◆ **Given task**
Copy out every line from the one containing "staticText: K — [558, 871, 588, 925]" down to the one containing "button[interactable]: V —", both included, without changing a character.

□ □ □

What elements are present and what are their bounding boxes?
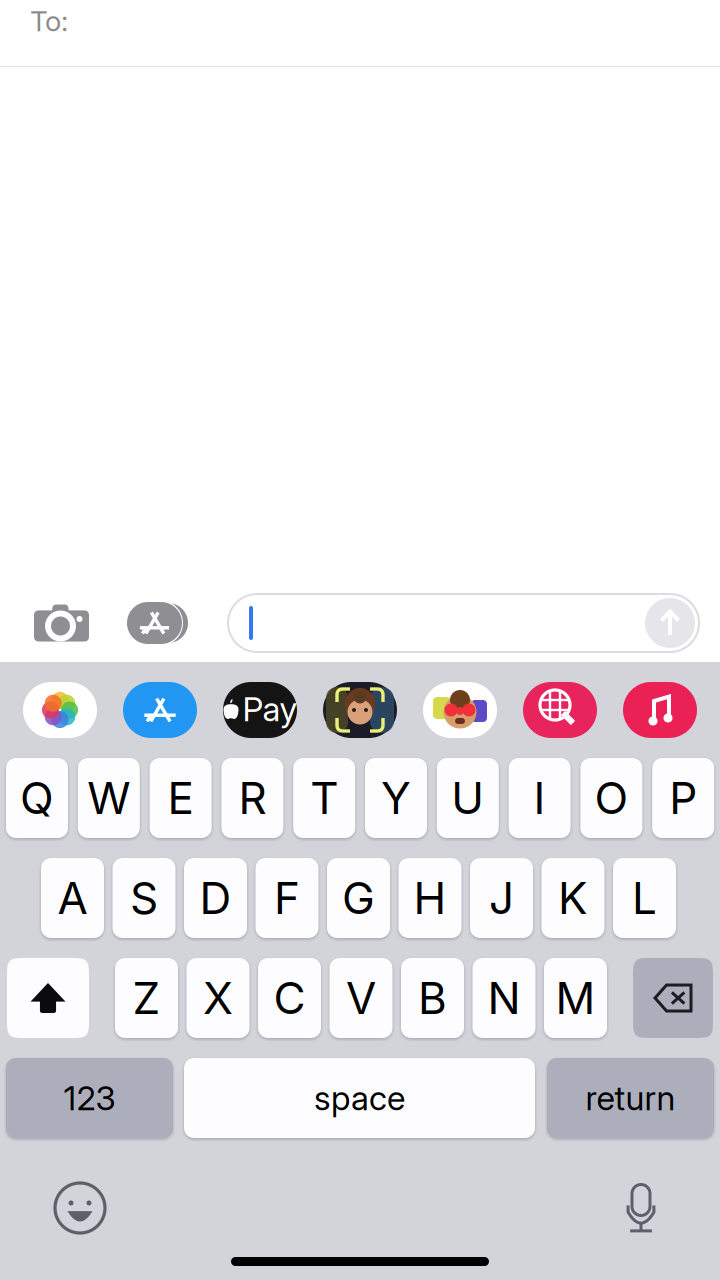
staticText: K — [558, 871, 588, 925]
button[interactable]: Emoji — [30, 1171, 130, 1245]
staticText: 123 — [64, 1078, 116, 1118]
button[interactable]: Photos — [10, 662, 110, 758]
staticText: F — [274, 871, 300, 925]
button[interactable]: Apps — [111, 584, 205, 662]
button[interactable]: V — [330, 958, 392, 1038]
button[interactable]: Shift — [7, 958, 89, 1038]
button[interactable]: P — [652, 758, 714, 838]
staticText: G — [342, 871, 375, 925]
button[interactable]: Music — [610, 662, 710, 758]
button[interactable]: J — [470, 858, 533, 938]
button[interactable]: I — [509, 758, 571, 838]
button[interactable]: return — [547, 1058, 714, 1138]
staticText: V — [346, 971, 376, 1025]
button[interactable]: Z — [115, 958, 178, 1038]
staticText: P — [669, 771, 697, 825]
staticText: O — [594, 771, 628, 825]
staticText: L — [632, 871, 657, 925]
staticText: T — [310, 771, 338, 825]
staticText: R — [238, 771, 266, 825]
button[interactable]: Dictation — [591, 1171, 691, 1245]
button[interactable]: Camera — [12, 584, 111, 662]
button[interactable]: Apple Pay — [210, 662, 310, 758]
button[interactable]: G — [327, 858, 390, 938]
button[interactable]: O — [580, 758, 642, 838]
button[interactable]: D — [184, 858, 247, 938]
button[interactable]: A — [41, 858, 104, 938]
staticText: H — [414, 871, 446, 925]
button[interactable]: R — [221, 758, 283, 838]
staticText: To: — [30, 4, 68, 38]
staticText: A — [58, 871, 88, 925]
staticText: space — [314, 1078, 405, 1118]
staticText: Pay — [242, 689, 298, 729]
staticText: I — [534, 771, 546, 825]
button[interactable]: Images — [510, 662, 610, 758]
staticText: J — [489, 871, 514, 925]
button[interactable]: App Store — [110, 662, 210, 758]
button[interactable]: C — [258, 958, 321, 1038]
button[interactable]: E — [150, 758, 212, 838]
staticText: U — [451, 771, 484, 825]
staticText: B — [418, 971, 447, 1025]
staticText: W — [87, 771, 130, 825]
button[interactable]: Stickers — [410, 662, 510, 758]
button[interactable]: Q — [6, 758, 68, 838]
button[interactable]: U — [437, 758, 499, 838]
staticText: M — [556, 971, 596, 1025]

□ □ □

◆ **Written solution**
staticText: K — [558, 871, 588, 925]
button[interactable]: Emoji — [30, 1171, 130, 1245]
staticText: 123 — [64, 1078, 116, 1118]
button[interactable]: Photos — [10, 662, 110, 758]
staticText: F — [274, 871, 300, 925]
button[interactable]: Apps — [111, 584, 205, 662]
button[interactable]: V — [330, 958, 392, 1038]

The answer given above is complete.